● **WHAT THE TASK ASKS**
Copy all lines of the listing that include the string "open".

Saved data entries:
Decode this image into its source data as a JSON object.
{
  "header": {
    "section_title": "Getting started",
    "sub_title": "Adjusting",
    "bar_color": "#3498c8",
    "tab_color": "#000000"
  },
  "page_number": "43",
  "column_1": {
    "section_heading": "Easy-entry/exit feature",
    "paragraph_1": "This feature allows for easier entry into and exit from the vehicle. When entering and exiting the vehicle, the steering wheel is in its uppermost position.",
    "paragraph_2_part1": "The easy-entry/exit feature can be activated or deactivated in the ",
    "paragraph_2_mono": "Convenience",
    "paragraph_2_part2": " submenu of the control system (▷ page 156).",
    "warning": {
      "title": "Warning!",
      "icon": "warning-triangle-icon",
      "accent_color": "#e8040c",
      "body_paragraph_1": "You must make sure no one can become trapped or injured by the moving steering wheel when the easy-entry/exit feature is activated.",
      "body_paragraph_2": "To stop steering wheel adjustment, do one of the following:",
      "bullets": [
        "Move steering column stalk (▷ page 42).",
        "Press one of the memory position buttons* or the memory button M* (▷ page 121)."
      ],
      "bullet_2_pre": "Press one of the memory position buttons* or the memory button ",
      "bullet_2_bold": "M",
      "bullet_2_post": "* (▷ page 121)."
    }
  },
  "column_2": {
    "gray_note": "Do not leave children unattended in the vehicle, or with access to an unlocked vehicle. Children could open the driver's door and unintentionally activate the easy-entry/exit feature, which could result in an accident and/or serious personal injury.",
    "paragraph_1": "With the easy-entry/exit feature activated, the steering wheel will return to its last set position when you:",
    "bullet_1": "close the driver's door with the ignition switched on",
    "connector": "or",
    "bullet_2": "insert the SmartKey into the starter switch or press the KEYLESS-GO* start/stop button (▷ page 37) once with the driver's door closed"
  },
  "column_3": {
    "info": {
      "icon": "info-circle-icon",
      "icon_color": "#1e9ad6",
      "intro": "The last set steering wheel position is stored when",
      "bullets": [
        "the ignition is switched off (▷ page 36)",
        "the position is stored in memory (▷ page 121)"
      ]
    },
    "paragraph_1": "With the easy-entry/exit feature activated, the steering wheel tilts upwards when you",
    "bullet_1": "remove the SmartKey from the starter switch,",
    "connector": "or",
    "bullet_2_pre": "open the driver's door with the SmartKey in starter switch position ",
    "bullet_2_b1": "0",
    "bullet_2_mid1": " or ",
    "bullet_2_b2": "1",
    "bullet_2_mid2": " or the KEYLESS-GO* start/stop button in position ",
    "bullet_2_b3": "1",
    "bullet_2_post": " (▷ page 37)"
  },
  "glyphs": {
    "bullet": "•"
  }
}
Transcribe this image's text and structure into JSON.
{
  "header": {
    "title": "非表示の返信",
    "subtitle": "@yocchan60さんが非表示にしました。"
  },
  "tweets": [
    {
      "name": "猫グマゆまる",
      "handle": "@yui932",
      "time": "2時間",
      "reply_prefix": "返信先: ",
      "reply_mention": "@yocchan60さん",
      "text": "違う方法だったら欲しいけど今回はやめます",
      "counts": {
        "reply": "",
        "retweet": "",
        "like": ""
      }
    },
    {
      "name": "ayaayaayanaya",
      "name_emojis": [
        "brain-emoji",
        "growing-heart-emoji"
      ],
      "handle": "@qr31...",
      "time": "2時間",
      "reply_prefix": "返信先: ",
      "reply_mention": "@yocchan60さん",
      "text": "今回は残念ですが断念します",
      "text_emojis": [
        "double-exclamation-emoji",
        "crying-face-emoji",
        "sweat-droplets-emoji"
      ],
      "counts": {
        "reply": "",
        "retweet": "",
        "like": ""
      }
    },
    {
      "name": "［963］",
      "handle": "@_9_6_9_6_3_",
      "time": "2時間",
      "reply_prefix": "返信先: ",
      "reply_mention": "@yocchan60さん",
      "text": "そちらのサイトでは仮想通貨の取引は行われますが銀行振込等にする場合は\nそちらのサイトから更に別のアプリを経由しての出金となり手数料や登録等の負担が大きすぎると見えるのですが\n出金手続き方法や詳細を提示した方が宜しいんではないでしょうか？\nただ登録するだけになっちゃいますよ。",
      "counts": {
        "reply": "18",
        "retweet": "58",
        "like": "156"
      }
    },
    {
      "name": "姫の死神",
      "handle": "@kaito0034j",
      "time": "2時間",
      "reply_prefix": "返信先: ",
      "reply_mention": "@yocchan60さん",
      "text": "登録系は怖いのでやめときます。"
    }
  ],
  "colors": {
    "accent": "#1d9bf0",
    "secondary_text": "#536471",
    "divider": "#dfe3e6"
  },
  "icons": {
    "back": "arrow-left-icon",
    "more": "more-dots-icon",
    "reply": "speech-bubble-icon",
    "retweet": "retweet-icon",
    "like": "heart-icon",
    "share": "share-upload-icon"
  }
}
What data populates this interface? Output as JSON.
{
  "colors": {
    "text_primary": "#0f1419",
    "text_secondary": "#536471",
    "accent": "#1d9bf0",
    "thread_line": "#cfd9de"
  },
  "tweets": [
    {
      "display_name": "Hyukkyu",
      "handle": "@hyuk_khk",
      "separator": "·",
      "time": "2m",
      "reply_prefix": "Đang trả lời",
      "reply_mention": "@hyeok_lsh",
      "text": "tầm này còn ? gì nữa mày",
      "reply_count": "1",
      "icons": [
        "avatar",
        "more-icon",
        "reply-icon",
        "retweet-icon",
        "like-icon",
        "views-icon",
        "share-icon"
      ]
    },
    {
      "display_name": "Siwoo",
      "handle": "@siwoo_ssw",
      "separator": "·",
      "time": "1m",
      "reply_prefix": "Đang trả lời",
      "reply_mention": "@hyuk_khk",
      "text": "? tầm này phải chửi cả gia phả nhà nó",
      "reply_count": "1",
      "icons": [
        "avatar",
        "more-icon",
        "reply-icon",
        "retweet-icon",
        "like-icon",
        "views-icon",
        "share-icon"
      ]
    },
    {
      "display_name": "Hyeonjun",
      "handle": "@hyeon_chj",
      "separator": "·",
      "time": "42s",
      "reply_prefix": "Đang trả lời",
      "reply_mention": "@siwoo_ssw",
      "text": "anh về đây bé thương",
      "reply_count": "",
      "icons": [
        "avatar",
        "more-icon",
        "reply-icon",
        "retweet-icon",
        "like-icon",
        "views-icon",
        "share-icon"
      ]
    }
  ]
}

● **EXERCISE RESPONSE**
    "gray_note": "Do not leave children unattended in the vehicle, or with access to an unlocked vehicle. Children could open the driver's door and unintentionally activate the easy-entry/exit feature, which could result in an accident and/or serious personal injury.",
    "bullet_2_pre": "open the driver's door with the SmartKey in starter switch position ",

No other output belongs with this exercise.